# START OF SUPPLIED MATERIAL

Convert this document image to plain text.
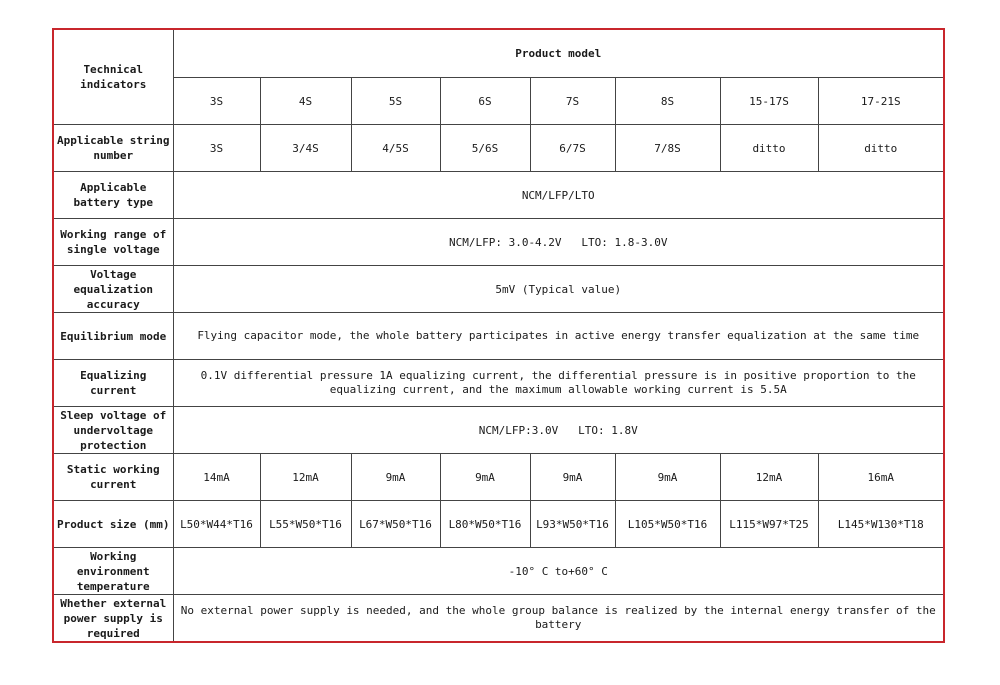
Technical indicators	Product model							
	3S	4S	5S	6S	7S	8S	15-17S	17-21S
Applicable string number	3S	3/4S	4/5S	5/6S	6/7S	7/8S	ditto	ditto
Applicable battery type	NCM/LFP/LTO							
Working range of single voltage	NCM/LFP: 3.0-4.2V   LTO: 1.8-3.0V							
Voltage equalization accuracy	5mV (Typical value)							
Equilibrium mode	Flying capacitor mode, the whole battery participates in active energy transfer equalization at the same time							
Equalizing current	0.1V differential pressure 1A equalizing current, the differential pressure is in positive proportion to the equalizing current, and the maximum allowable working current is 5.5A							
Sleep voltage of undervoltage protection	NCM/LFP:3.0V   LTO: 1.8V							
Static working current	14mA	12mA	9mA	9mA	9mA	9mA	12mA	16mA
Product size (mm)	L50*W44*T16	L55*W50*T16	L67*W50*T16	L80*W50*T16	L93*W50*T16	L105*W50*T16	L115*W97*T25	L145*W130*T18
Working environment temperature	-10° C to+60° C							
Whether external power supply is required	No external power supply is needed, and the whole group balance is realized by the internal energy transfer of the battery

# END OF SUPPLIED MATERIAL

WHAT TO PRODUCE - Collect every line with the string "Applicable" from the records, and copy each.

ANSWER IN FULL -
Applicable string number	3S	3/4S	4/5S	5/6S	6/7S	7/8S	ditto	ditto
Applicable battery type	NCM/LFP/LTO							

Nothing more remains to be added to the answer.